### Supplied text
Finding another me

When a Mum goes back to work, organising childcare is both complicated and a real emotional wrench. When I picked up my baby boy from pre-school today, he helped himself out of the school as soon as he saw my car pull up. I picked him up and he pressed his little chubby cheek so close to mine and cuddled me so tightly. The lady who runs the school had to tell him not to run out of school again because its dangerous but she wasnt as stern as she would have liked to be because he was just too cute. Although he is 3 he knows how to work the look. That is going to come in very handy when he is older.

I also face the issue of what happens with our 2 Jack Russells, who will have no-one to spend the day with when I return to work. I need doggy day care too. In fact the more I think about it, the more I realise how much of our current lives depends on me being at home working part-time.

But….as readers of my previous blog posts will know, somethings gotta give.

This blog is for Unicef.

Thanks for reading.

Testing times

Tomorrow I will have to take a break from blogging in anticipation of preparing for a bike test. This time a bicycle with a view to getting a job as a bicycle instructor. I like cycling but not to the extent that I wear lycra, I have even had to buy a helmet in anticipation of the test. I will be expected to negotiate a busy roundabout without causing a crash and demonstrate how I would teach a 10 year old to negotiate the roundabout.

My bike is loaded with a basket and baby seat , yet the google profile image of my examiner is of a racing cyclist in style of Chris Hoy (gulp).

### Supplied data
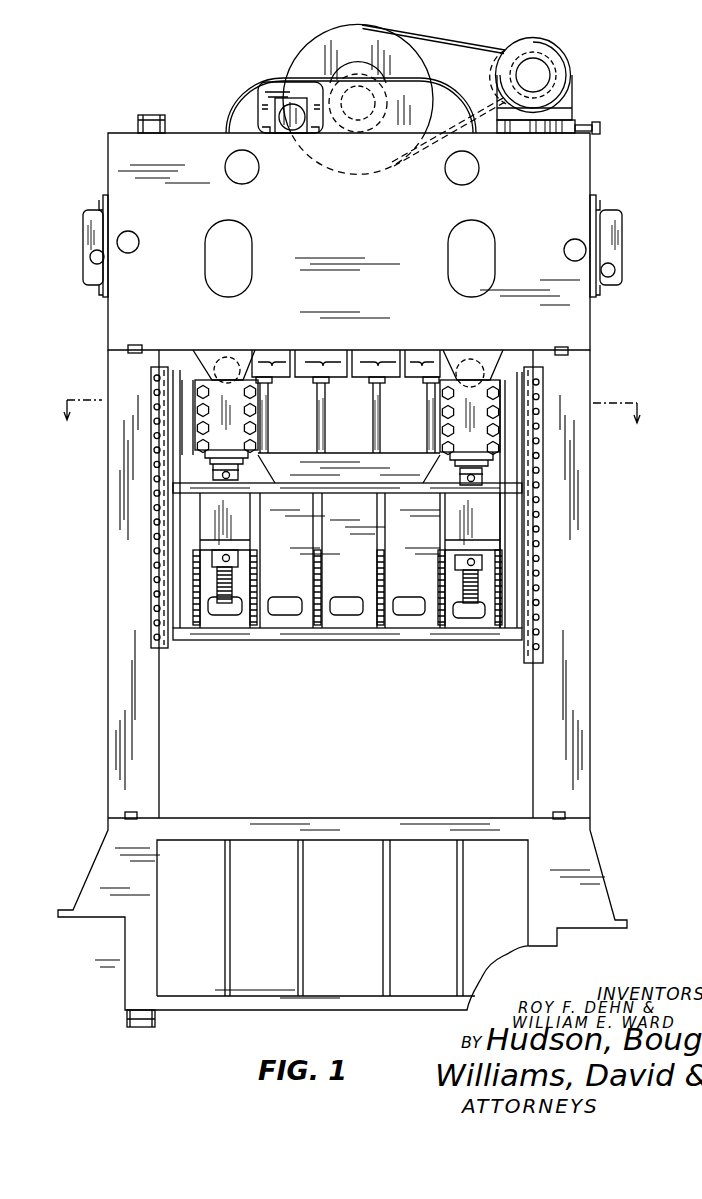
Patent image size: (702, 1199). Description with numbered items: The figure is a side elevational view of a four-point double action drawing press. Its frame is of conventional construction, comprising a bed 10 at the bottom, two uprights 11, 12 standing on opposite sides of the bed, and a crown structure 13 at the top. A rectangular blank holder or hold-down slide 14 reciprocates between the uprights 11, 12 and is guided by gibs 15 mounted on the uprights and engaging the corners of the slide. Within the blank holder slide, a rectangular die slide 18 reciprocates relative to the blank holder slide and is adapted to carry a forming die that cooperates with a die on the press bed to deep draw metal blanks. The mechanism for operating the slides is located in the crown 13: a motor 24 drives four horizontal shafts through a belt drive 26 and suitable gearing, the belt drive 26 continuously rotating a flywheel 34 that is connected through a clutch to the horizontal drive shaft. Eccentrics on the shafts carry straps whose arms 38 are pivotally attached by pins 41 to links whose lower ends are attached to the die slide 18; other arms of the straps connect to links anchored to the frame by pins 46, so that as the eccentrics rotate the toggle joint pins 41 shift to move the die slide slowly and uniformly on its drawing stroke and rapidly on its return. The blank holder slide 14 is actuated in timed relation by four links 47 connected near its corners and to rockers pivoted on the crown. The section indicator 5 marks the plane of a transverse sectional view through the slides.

The bed 10 is at (275, 854).
The upright 11 is at (108, 706).
The upright 12 is at (590, 689).
The crown structure 13 is at (546, 226).
The blank holder slide 14 is at (367, 637).
The gibs 15 is at (165, 657).
The die slide 18 is at (419, 452).
The motor 24 is at (572, 82).
The belt drive 26 is at (478, 46).
The flywheel 34 is at (310, 57).
The arm 38 is at (280, 350).
The pin 41 is at (218, 362).
The pin 46 is at (92, 258).
The links 47 is at (247, 350).
The section line 5- 5 is at (351, 425).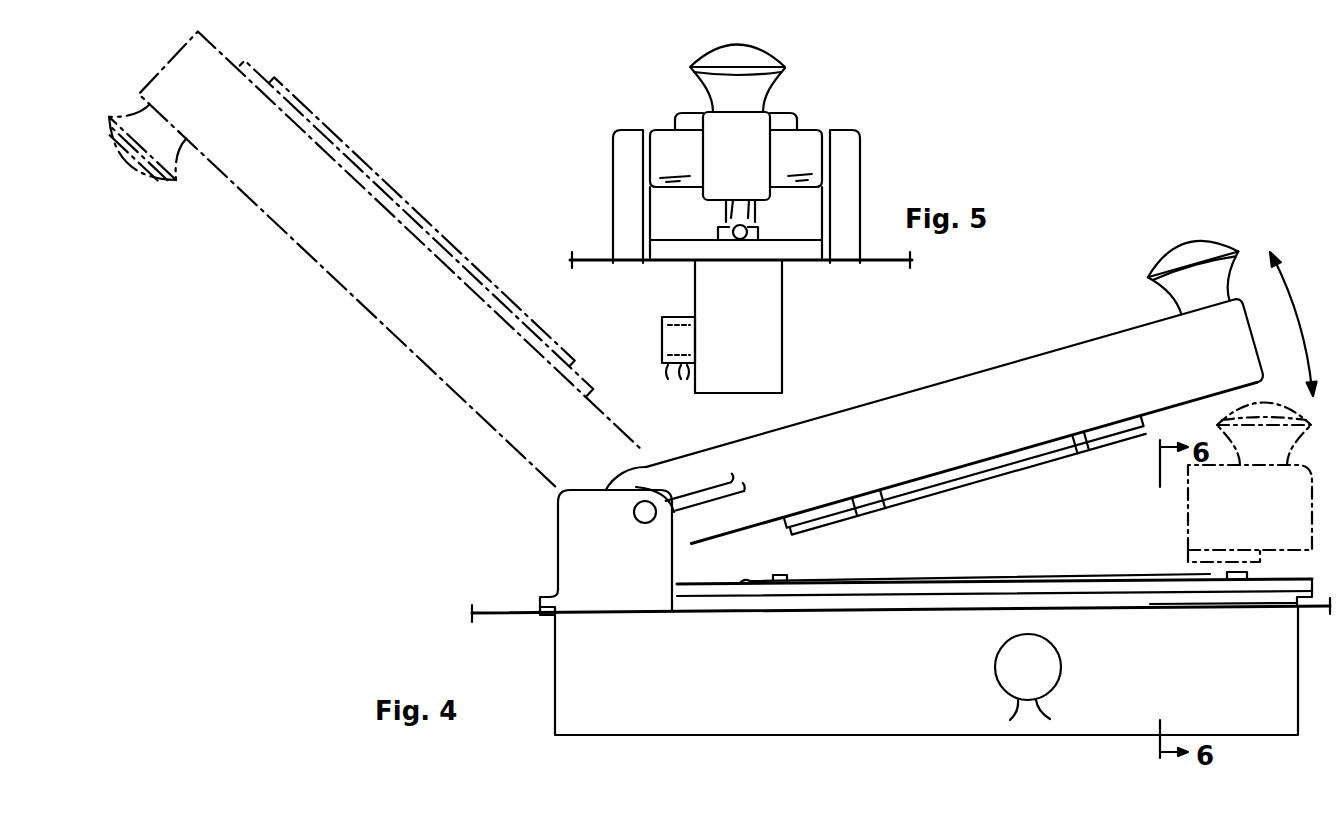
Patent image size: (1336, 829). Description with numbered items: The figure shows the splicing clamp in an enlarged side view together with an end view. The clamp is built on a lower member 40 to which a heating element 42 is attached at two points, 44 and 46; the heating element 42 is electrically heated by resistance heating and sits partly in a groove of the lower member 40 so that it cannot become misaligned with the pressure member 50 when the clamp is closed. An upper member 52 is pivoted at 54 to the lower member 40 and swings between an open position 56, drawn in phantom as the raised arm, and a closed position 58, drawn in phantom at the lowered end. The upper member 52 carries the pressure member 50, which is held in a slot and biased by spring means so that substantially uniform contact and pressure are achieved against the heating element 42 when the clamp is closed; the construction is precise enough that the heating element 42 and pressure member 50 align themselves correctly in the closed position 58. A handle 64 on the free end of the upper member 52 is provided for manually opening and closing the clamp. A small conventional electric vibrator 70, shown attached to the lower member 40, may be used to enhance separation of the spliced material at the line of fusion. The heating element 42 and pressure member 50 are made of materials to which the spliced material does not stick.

In FIG. 4, the lower member 40 is at (903, 605).
In FIG. 5, the lower member 40 is at (745, 264).
In FIG. 4, the heating element 42 is at (1005, 573).
In FIG. 5, the heating element 42 is at (733, 225).
In FIG. 4, the attachment point 44 is at (748, 582).
In FIG. 4, the attachment point 46 is at (1250, 576).
In FIG. 4, the pressure member 50 is at (1005, 487).
In FIG. 5, the pressure member 50 is at (752, 206).
In FIG. 4, the upper member 52 is at (1033, 424).
In FIG. 5, the upper member 52 is at (752, 163).
In FIG. 4, the pivot 54 is at (636, 520).
In FIG. 5, the pivot 54 is at (862, 140).
In FIG. 4, the open position 56 is at (218, 42).
In FIG. 4, the closed position 58 is at (1260, 518).
In FIG. 4, the handle 64 is at (1167, 296).
In FIG. 5, the handle 64 is at (743, 90).
In FIG. 4, the electric vibrator 70 is at (1045, 683).
In FIG. 5, the electric vibrator 70 is at (668, 336).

### Problems
- A) Reproduce the blog text word for word, between "This blog is" and "negotiate the roundabout.", inclusive.
- B) In the blog text, what job is the bicycle test meant to help the writer get?
- C) Write the next part of the blog text, picking up after its final sentence.

### Task-by-task answers
- A)
This blog is for Unicef.

Thanks for reading.

Testing times

Tomorrow I will have to take a break from blogging in anticipation of preparing for a bike test. This time a bicycle with a view to getting a job as a bicycle instructor. I like cycling but not to the extent that I wear lycra, I have even had to buy a helmet in anticipation of the test. I will be expected to negotiate a busy roundabout without causing a crash and demonstrate how I would teach a 10 year old to negotiate the roundabout.

- B) A job as a bicycle instructor.

- C)
Exam nerves have a negative effect on me. During my motorbike test, I sailed through the gymkhana test through cones. However, on the road test I got obsessed about coming out of the parking bay at the test centre at a certain angle and tipped the bike over before I had time to negotiate the road. The examiner let me carry on once I had righted the bike and by the time we returned 40mins later, he said he would have passed me had I not tipped the bike at the beginning.

So I do not do myself any favours (needless to say I passed 2nd time).

Fingers crossed! I will report back on Thursday.

This blog is for Unicef.

Thanks for reading.

 

Yes woman

Unlike Jim Carrey’s character in the film ‘yes man’, I have the opposite problem – I find it hard to say no.

I am a change junkie, I love change. If my husband said tomorrow that the whole family were leaving for Australia, within minutes I would be researching flights without a backward glance. I was once told I have a higher than average sense of mortality (which is a bizarre observation when you think about it), I am not one of those people who say ‘it wouldn’t happen to me’, more like ‘what if it happened to me?’ So I believe in living for the here and now (you might have guessed by now that I am not a huge fan of saving, but surprised to hear that I have been paying into a pension since my early twenties……i am also an optimist).

The trouble with being a yes woman is that pretty quickly your life can fill up. Just in responding to adverts publicised in my locality since giving up my job because of childcare costs, I have said yes to: a job working from home for the council, an interview to be a cycling instructor and become a member of a netball team). This is aside from two children, helping my husband with his business and helping look after horses 3 times per week. Oh…..and I did sign up to bootcamp on the village green every Wednesday from September.

Thinking about it, the only time I say ‘no’ is normally in response to my husband asking me if I can do something……because I am too busy doing everything else. I am also (on the whole) successfully saying ‘no’ to sugar (although ate an eton mess for pudding earlier…..whoops).

This blog is for Unicef.

Thanks for reading.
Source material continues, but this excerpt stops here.